**What is asked:**
Repeat each line of the material below exactly as it appears, minus any pictures.

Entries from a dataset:
------------------------------------

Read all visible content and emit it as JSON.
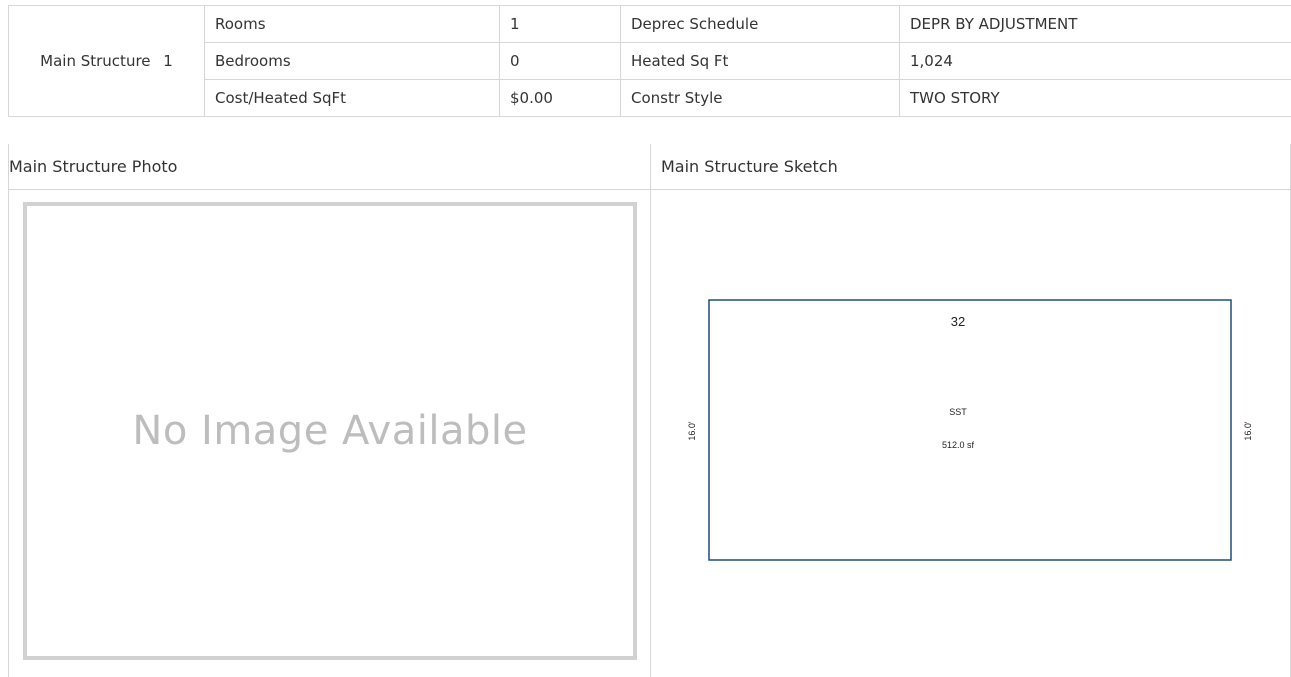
{
  "structure": {
    "label": "Main Structure",
    "number": "1",
    "rows": [
      {
        "label": "Rooms",
        "value": "1",
        "label2": "Deprec Schedule",
        "value2": "DEPR BY ADJUSTMENT"
      },
      {
        "label": "Bedrooms",
        "value": "0",
        "label2": "Heated Sq Ft",
        "value2": "1,024"
      },
      {
        "label": "Cost/Heated SqFt",
        "value": "$0.00",
        "label2": "Constr Style",
        "value2": "TWO STORY"
      }
    ]
  },
  "photo": {
    "title": "Main Structure Photo",
    "placeholder": "No Image Available"
  },
  "sketch": {
    "title": "Main Structure Sketch",
    "top_dim": "32",
    "left_dim": "16.0'",
    "right_dim": "16.0'",
    "area_code": "SST",
    "area": "512.0 sf",
    "outline_color": "#1f4e79"
  }
}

------------------------------------

**Output of the exercise:**
Read all visible content and emit it as JSON.
{
  "structure": {
    "label": "Main Structure",
    "number": "1",
    "rows": [
      {
        "label": "Rooms",
        "value": "1",
        "label2": "Deprec Schedule",
        "value2": "DEPR BY ADJUSTMENT"
      },
      {
        "label": "Bedrooms",
        "value": "0",
        "label2": "Heated Sq Ft",
        "value2": "1,024"
      },
      {
        "label": "Cost/Heated SqFt",
        "value": "$0.00",
        "label2": "Constr Style",
        "value2": "TWO STORY"
      }
    ]
  },
  "photo": {
    "title": "Main Structure Photo",
    "placeholder": "No Image Available"
  },
  "sketch": {
    "title": "Main Structure Sketch",
    "top_dim": "32",
    "left_dim": "16.0'",
    "right_dim": "16.0'",
    "area_code": "SST",
    "area": "512.0 sf",
    "outline_color": "#1f4e79"
  }
}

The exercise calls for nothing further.